*** RECORDS PROVIDED ***

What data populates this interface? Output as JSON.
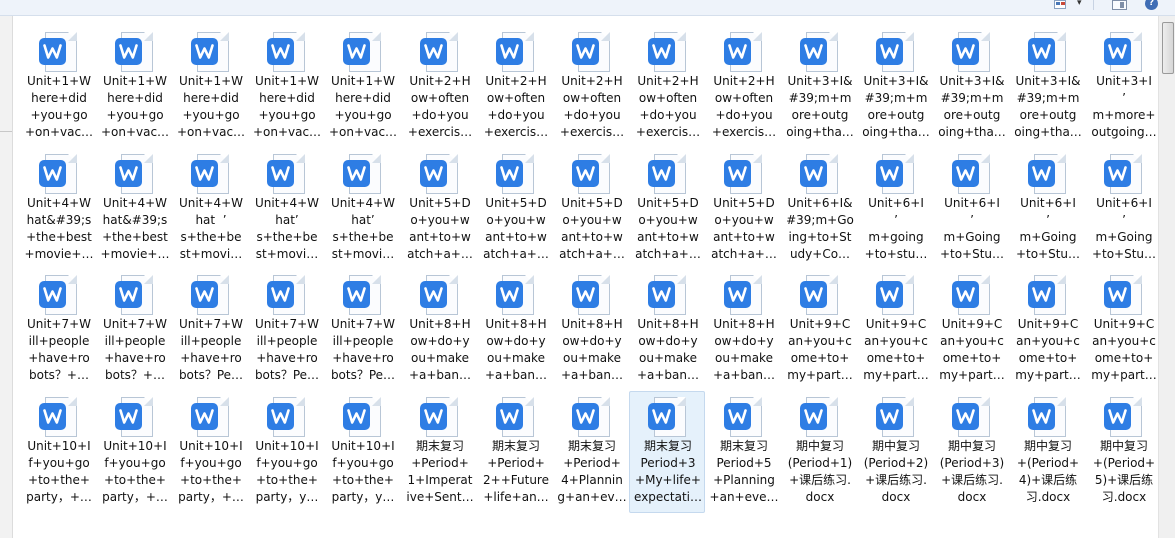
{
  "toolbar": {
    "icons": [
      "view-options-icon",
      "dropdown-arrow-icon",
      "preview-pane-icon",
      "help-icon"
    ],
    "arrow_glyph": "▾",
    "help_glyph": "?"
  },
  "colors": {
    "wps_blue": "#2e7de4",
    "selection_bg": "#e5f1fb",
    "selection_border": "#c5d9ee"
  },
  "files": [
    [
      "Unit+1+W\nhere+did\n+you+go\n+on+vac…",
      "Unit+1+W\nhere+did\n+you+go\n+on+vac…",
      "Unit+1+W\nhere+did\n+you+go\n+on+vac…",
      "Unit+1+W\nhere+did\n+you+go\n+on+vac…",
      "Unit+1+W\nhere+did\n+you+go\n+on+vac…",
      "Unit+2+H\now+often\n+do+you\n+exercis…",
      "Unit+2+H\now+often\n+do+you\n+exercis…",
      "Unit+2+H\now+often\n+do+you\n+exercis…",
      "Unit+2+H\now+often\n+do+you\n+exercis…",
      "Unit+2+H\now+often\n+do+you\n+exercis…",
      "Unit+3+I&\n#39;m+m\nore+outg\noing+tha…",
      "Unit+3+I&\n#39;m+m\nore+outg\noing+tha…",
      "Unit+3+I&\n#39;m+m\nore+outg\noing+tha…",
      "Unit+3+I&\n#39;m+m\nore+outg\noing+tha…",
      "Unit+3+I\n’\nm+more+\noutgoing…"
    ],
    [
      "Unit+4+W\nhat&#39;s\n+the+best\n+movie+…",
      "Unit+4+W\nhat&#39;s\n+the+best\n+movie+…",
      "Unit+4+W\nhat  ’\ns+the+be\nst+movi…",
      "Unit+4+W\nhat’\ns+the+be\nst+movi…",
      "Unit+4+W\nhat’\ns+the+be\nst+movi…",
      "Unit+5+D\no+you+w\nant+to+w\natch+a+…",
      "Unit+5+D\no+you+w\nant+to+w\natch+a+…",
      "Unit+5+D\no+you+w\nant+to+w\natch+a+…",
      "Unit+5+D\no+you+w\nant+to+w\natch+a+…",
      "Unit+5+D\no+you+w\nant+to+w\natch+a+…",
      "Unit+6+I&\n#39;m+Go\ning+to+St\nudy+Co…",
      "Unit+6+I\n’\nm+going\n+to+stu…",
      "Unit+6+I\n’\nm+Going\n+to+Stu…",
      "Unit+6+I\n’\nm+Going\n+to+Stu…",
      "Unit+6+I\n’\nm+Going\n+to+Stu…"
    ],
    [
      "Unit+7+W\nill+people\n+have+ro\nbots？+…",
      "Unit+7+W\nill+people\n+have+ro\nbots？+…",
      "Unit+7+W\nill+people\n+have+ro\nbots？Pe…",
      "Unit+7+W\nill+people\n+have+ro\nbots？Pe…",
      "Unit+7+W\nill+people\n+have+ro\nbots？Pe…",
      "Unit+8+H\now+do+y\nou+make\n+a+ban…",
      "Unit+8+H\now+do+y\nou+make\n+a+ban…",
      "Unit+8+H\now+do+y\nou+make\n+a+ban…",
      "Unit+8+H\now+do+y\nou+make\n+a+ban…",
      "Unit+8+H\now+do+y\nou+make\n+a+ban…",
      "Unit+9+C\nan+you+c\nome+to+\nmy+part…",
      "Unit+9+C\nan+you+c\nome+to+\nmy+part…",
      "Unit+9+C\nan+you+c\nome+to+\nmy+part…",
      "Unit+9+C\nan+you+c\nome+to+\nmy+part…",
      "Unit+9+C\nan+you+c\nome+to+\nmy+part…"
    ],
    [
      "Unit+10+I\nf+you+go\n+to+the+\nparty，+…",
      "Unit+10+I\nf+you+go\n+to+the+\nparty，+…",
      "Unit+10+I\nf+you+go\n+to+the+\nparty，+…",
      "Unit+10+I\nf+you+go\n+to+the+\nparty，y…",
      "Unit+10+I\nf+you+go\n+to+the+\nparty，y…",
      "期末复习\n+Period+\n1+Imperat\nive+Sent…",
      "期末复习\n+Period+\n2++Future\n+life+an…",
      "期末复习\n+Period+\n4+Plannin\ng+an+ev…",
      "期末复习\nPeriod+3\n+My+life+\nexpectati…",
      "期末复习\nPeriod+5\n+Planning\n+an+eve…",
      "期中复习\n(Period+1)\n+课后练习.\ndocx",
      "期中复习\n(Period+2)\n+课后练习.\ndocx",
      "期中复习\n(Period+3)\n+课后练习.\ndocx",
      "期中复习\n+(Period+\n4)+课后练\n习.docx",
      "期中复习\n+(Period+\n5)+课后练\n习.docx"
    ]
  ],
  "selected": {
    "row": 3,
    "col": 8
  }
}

***

> [TASK REQUIREMENTS] Excluding the pictures, reproduce every entry exactly as given.

> [FULL ANSWER]
What data populates this interface? Output as JSON.
{
  "toolbar": {
    "icons": [
      "view-options-icon",
      "dropdown-arrow-icon",
      "preview-pane-icon",
      "help-icon"
    ],
    "arrow_glyph": "▾",
    "help_glyph": "?"
  },
  "colors": {
    "wps_blue": "#2e7de4",
    "selection_bg": "#e5f1fb",
    "selection_border": "#c5d9ee"
  },
  "files": [
    [
      "Unit+1+W\nhere+did\n+you+go\n+on+vac…",
      "Unit+1+W\nhere+did\n+you+go\n+on+vac…",
      "Unit+1+W\nhere+did\n+you+go\n+on+vac…",
      "Unit+1+W\nhere+did\n+you+go\n+on+vac…",
      "Unit+1+W\nhere+did\n+you+go\n+on+vac…",
      "Unit+2+H\now+often\n+do+you\n+exercis…",
      "Unit+2+H\now+often\n+do+you\n+exercis…",
      "Unit+2+H\now+often\n+do+you\n+exercis…",
      "Unit+2+H\now+often\n+do+you\n+exercis…",
      "Unit+2+H\now+often\n+do+you\n+exercis…",
      "Unit+3+I&\n#39;m+m\nore+outg\noing+tha…",
      "Unit+3+I&\n#39;m+m\nore+outg\noing+tha…",
      "Unit+3+I&\n#39;m+m\nore+outg\noing+tha…",
      "Unit+3+I&\n#39;m+m\nore+outg\noing+tha…",
      "Unit+3+I\n’\nm+more+\noutgoing…"
    ],
    [
      "Unit+4+W\nhat&#39;s\n+the+best\n+movie+…",
      "Unit+4+W\nhat&#39;s\n+the+best\n+movie+…",
      "Unit+4+W\nhat  ’\ns+the+be\nst+movi…",
      "Unit+4+W\nhat’\ns+the+be\nst+movi…",
      "Unit+4+W\nhat’\ns+the+be\nst+movi…",
      "Unit+5+D\no+you+w\nant+to+w\natch+a+…",
      "Unit+5+D\no+you+w\nant+to+w\natch+a+…",
      "Unit+5+D\no+you+w\nant+to+w\natch+a+…",
      "Unit+5+D\no+you+w\nant+to+w\natch+a+…",
      "Unit+5+D\no+you+w\nant+to+w\natch+a+…",
      "Unit+6+I&\n#39;m+Go\ning+to+St\nudy+Co…",
      "Unit+6+I\n’\nm+going\n+to+stu…",
      "Unit+6+I\n’\nm+Going\n+to+Stu…",
      "Unit+6+I\n’\nm+Going\n+to+Stu…",
      "Unit+6+I\n’\nm+Going\n+to+Stu…"
    ],
    [
      "Unit+7+W\nill+people\n+have+ro\nbots？+…",
      "Unit+7+W\nill+people\n+have+ro\nbots？+…",
      "Unit+7+W\nill+people\n+have+ro\nbots？Pe…",
      "Unit+7+W\nill+people\n+have+ro\nbots？Pe…",
      "Unit+7+W\nill+people\n+have+ro\nbots？Pe…",
      "Unit+8+H\now+do+y\nou+make\n+a+ban…",
      "Unit+8+H\now+do+y\nou+make\n+a+ban…",
      "Unit+8+H\now+do+y\nou+make\n+a+ban…",
      "Unit+8+H\now+do+y\nou+make\n+a+ban…",
      "Unit+8+H\now+do+y\nou+make\n+a+ban…",
      "Unit+9+C\nan+you+c\nome+to+\nmy+part…",
      "Unit+9+C\nan+you+c\nome+to+\nmy+part…",
      "Unit+9+C\nan+you+c\nome+to+\nmy+part…",
      "Unit+9+C\nan+you+c\nome+to+\nmy+part…",
      "Unit+9+C\nan+you+c\nome+to+\nmy+part…"
    ],
    [
      "Unit+10+I\nf+you+go\n+to+the+\nparty，+…",
      "Unit+10+I\nf+you+go\n+to+the+\nparty，+…",
      "Unit+10+I\nf+you+go\n+to+the+\nparty，+…",
      "Unit+10+I\nf+you+go\n+to+the+\nparty，y…",
      "Unit+10+I\nf+you+go\n+to+the+\nparty，y…",
      "期末复习\n+Period+\n1+Imperat\nive+Sent…",
      "期末复习\n+Period+\n2++Future\n+life+an…",
      "期末复习\n+Period+\n4+Plannin\ng+an+ev…",
      "期末复习\nPeriod+3\n+My+life+\nexpectati…",
      "期末复习\nPeriod+5\n+Planning\n+an+eve…",
      "期中复习\n(Period+1)\n+课后练习.\ndocx",
      "期中复习\n(Period+2)\n+课后练习.\ndocx",
      "期中复习\n(Period+3)\n+课后练习.\ndocx",
      "期中复习\n+(Period+\n4)+课后练\n习.docx",
      "期中复习\n+(Period+\n5)+课后练\n习.docx"
    ]
  ],
  "selected": {
    "row": 3,
    "col": 8
  }
}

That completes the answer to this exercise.